• _WORK INSTRUCTIONS_: From the listing below, count the lines where the string "esetlegesen" occurs. Give the number, with no other words.
**** INFORMATION SHOWN
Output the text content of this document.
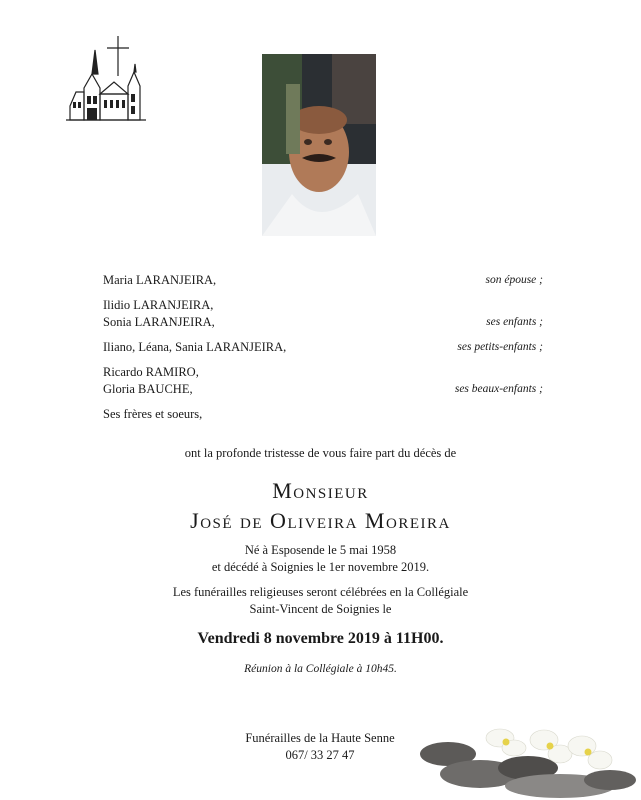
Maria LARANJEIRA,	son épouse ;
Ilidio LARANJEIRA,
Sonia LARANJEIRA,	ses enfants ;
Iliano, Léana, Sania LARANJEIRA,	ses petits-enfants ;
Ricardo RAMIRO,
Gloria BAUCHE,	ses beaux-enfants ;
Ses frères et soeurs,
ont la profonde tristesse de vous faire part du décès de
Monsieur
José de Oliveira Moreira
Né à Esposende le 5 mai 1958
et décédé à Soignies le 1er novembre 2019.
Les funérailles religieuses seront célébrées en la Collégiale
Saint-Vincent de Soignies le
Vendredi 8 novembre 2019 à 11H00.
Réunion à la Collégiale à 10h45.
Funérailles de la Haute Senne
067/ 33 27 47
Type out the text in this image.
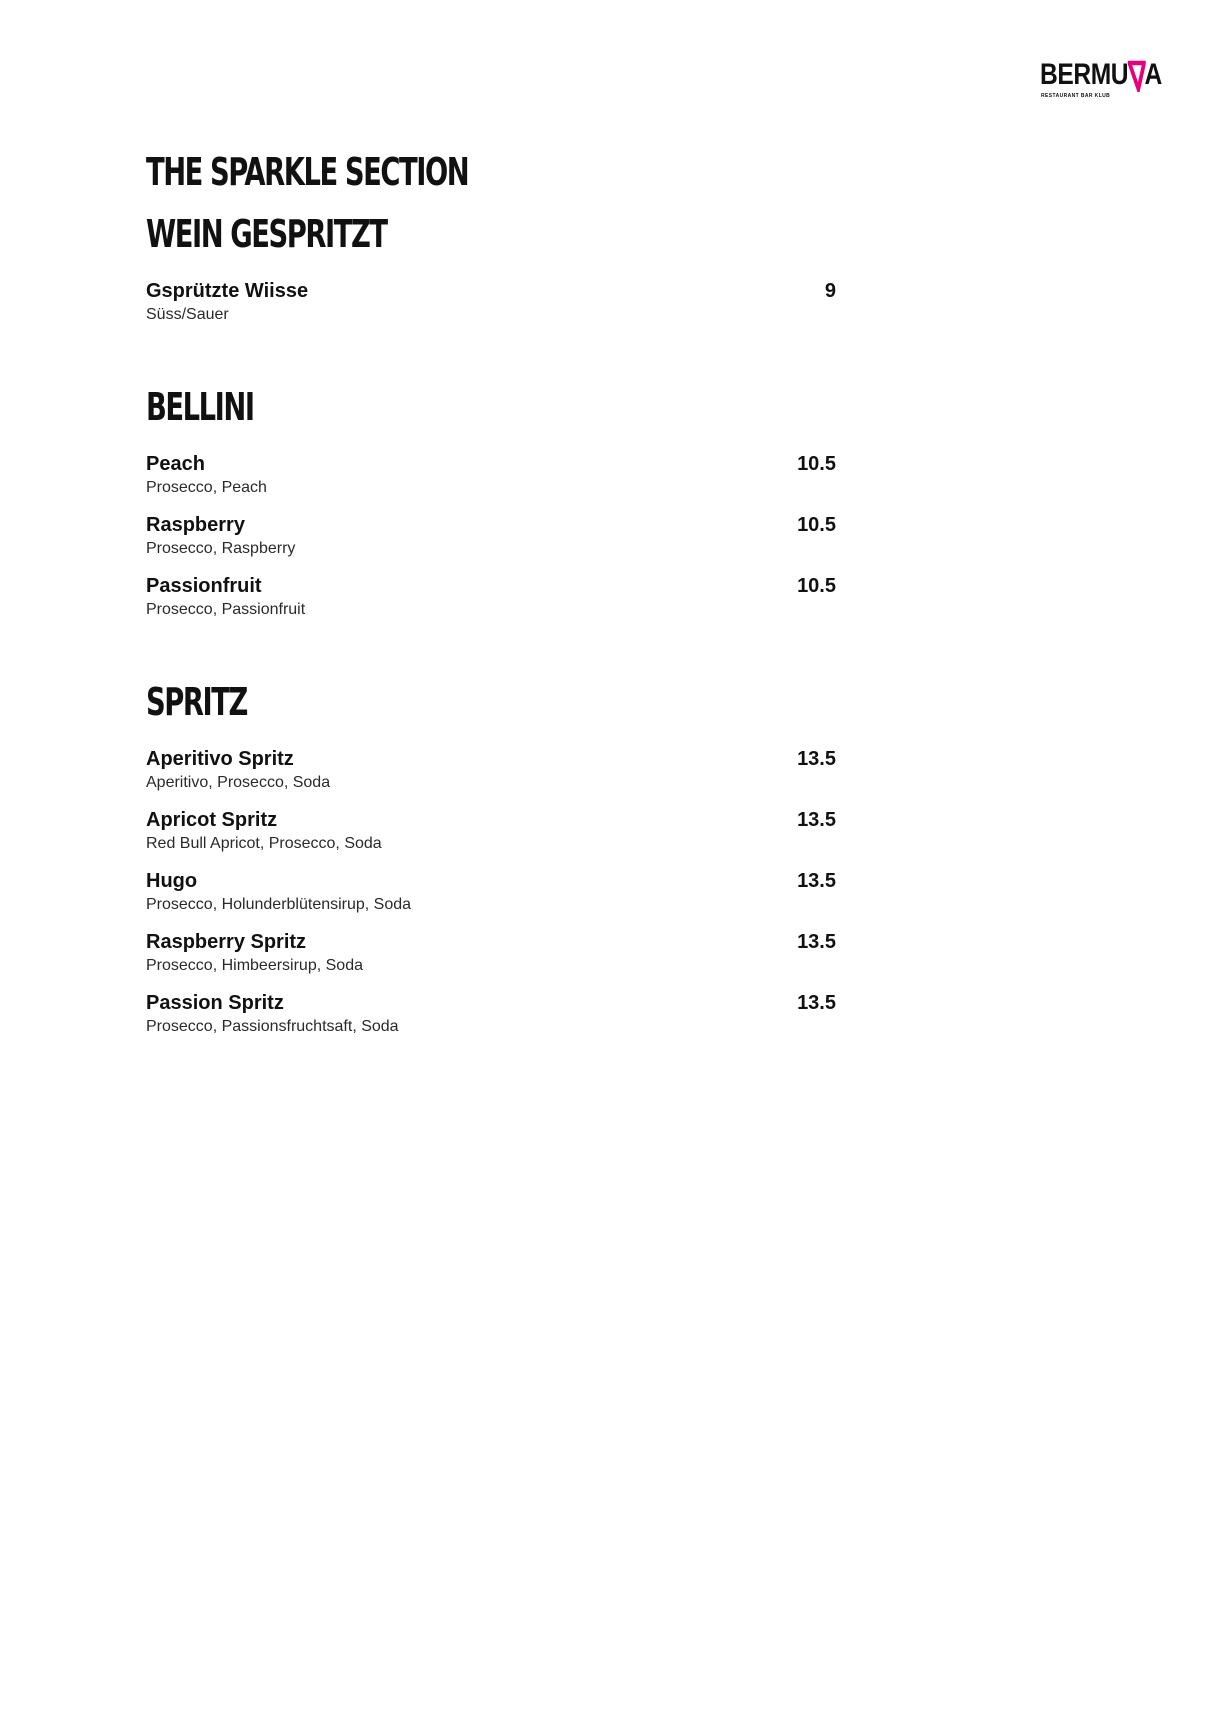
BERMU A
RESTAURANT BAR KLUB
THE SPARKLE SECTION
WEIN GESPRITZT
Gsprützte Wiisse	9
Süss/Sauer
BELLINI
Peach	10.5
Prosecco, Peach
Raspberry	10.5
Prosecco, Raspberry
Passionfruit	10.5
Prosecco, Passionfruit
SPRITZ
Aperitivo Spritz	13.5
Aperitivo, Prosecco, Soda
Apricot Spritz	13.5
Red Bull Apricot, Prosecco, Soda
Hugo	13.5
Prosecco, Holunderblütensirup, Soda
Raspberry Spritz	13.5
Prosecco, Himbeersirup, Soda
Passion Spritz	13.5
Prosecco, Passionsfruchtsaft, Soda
********
**** INFORMATION SHOWN
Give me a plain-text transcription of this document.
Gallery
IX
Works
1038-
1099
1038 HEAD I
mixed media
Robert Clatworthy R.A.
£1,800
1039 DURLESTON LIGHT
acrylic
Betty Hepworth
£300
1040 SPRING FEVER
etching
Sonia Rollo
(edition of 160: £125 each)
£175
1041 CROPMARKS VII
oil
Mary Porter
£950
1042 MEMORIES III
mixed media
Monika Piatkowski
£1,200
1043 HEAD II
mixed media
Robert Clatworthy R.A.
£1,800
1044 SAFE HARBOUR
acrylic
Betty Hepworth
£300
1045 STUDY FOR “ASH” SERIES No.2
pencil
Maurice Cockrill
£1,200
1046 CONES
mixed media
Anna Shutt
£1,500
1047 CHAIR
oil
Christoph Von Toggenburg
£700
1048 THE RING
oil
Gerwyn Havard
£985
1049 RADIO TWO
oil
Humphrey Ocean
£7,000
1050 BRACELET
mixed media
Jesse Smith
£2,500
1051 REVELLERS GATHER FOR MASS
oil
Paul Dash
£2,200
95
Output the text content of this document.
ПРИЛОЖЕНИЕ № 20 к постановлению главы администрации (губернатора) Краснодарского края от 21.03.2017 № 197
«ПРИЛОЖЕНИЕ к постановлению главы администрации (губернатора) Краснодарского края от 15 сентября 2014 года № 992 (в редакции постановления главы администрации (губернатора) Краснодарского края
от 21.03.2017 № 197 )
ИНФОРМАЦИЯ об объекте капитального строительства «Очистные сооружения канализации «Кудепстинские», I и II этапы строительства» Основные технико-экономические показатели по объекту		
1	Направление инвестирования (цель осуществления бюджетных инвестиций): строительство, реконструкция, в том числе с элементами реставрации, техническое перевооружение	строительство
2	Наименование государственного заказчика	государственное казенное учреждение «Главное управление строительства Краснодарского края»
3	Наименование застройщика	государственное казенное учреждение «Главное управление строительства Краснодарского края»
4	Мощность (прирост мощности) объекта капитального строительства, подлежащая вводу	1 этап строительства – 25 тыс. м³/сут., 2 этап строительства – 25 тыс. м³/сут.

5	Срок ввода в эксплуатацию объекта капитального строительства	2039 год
********
**** INFORMATION SHOWN
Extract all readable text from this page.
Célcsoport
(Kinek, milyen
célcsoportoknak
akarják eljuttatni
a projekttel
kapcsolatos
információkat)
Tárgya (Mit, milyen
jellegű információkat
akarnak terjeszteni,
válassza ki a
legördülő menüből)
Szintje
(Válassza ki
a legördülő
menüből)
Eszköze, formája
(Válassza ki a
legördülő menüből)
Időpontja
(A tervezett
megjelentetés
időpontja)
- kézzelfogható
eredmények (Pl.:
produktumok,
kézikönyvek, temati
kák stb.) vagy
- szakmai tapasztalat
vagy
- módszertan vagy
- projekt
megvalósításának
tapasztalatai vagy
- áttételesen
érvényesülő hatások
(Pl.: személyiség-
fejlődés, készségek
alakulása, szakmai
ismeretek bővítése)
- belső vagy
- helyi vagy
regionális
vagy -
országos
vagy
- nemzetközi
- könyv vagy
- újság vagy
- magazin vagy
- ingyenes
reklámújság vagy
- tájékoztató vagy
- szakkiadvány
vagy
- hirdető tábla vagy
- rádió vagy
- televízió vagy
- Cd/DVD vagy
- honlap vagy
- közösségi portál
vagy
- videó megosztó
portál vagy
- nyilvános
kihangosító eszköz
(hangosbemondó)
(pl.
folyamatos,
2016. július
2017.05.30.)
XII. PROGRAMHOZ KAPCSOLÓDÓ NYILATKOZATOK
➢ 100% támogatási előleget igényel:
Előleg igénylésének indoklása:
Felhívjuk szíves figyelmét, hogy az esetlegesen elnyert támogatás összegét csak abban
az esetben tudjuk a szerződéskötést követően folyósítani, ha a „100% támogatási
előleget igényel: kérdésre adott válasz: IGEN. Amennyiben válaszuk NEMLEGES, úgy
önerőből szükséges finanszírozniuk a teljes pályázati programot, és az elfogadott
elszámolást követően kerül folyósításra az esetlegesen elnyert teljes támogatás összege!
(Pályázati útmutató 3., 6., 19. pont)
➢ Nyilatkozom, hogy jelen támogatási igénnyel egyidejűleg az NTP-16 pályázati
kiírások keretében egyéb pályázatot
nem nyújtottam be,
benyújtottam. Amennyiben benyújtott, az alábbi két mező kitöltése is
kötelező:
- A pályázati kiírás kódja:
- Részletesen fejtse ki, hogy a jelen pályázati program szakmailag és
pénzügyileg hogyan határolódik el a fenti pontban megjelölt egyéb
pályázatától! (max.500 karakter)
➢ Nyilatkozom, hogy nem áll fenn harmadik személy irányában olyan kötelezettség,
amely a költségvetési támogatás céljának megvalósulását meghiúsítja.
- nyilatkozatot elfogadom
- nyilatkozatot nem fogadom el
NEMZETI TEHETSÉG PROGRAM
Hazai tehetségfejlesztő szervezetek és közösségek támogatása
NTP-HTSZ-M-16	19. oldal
********
• _OUTPUT BELOW_: 2